───── INPUT MATERIAL

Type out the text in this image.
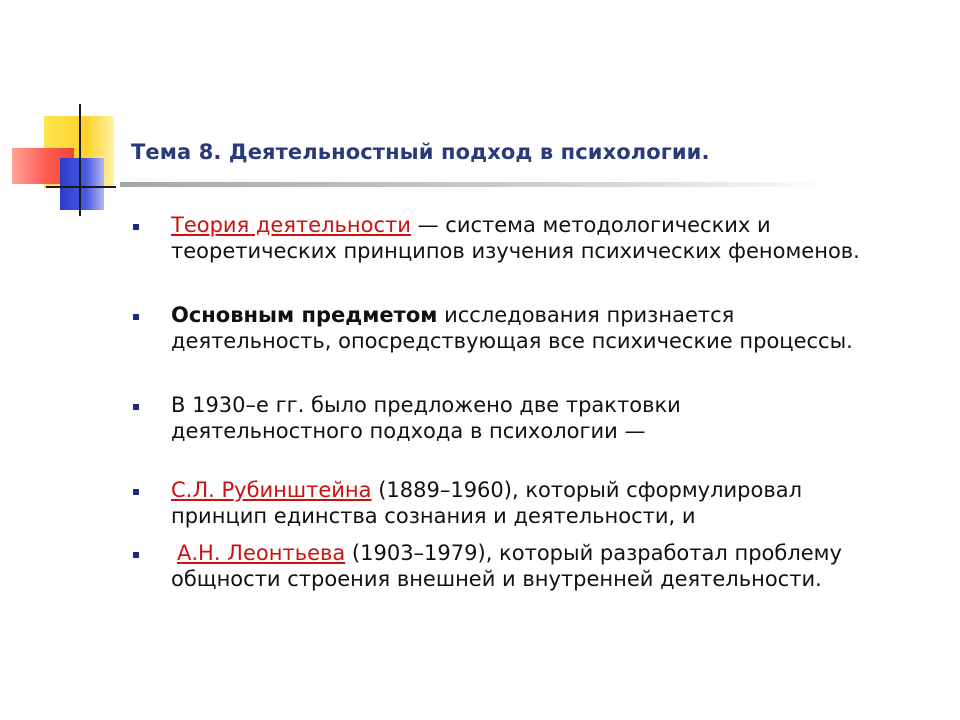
Тема 8. Деятельностный подход в психологии.
Теория деятельности — система методологических и
теоретических принципов изучения психических феноменов.
Основным предметом исследования признается
деятельность, опосредствующая все психические процессы.
В 1930–е гг. было предложено две трактовки
деятельностного подхода в психологии —
С.Л. Рубинштейна (1889–1960), который сформулировал
принцип единства сознания и деятельности, и
А.Н. Леонтьева (1903–1979), который разработал проблему
общности строения внешней и внутренней деятельности.
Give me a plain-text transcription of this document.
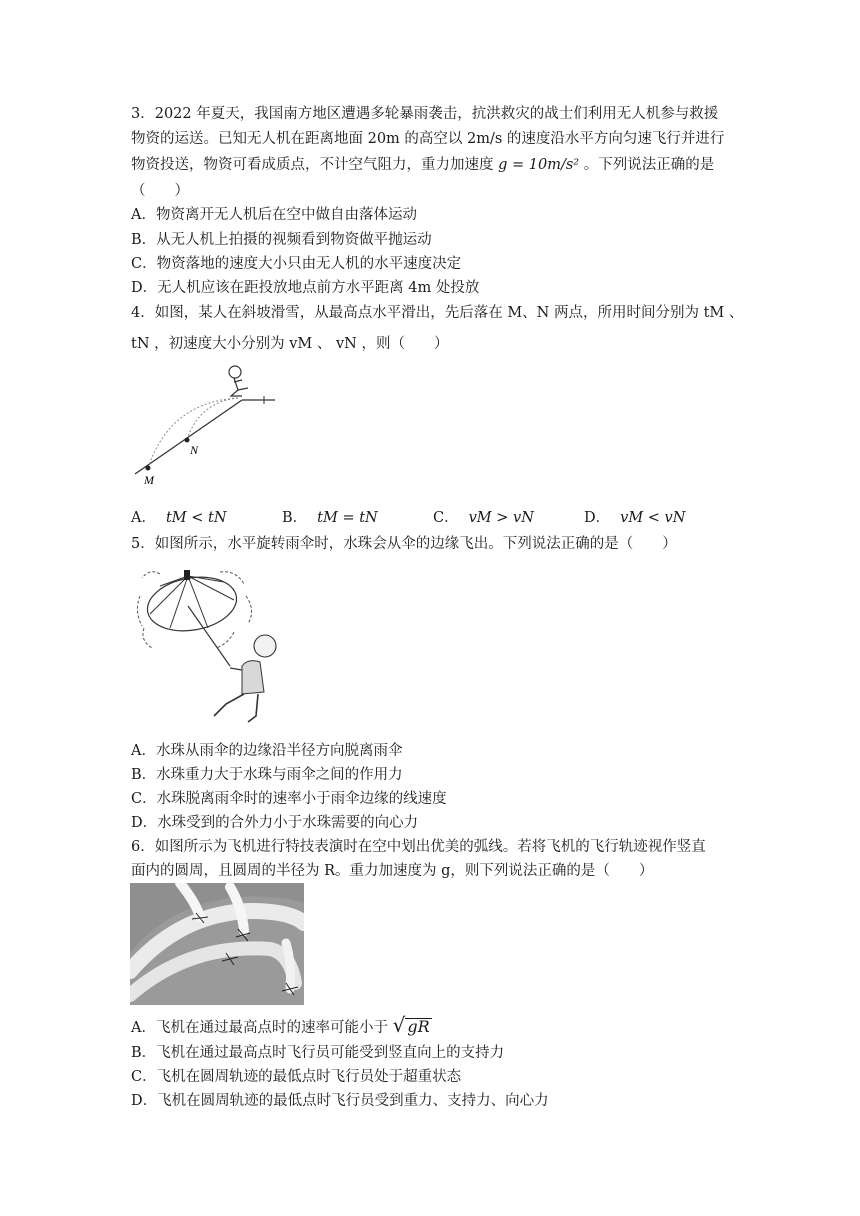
3．2022 年夏天，我国南方地区遭遇多轮暴雨袭击，抗洪救灾的战士们利用无人机参与救援
物资的运送。已知无人机在距离地面 20m 的高空以 2m/s 的速度沿水平方向匀速飞行并进行
物资投送，物资可看成质点，不计空气阻力，重力加速度 g = 10m/s² 。下列说法正确的是
（　　）
A．物资离开无人机后在空中做自由落体运动
B．从无人机上拍摄的视频看到物资做平抛运动
C．物资落地的速度大小只由无人机的水平速度决定
D．无人机应该在距投放地点前方水平距离 4m 处投放
4．如图，某人在斜坡滑雪，从最高点水平滑出，先后落在 M、N 两点，所用时间分别为 tM 、
tN ，初速度大小分别为 vM 、 vN ，则（　　）
N
M
A． tM < tN	B． tM = tN	C． vM > vN	D． vM < vN
5．如图所示，水平旋转雨伞时，水珠会从伞的边缘飞出。下列说法正确的是（　　）
A．水珠从雨伞的边缘沿半径方向脱离雨伞
B．水珠重力大于水珠与雨伞之间的作用力
C．水珠脱离雨伞时的速率小于雨伞边缘的线速度
D．水珠受到的合外力小于水珠需要的向心力
6．如图所示为飞机进行特技表演时在空中划出优美的弧线。若将飞机的飞行轨迹视作竖直
面内的圆周，且圆周的半径为 R。重力加速度为 g，则下列说法正确的是（　　）
A．飞机在通过最高点时的速率可能小于 √ gR
B．飞机在通过最高点时飞行员可能受到竖直向上的支持力
C．飞机在圆周轨迹的最低点时飞行员处于超重状态
D．飞机在圆周轨迹的最低点时飞行员受到重力、支持力、向心力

──────────

Find the lines containing "психологии" and pull them out.

Тема 8. Деятельностный подход в психологии.
деятельностного подхода в психологии —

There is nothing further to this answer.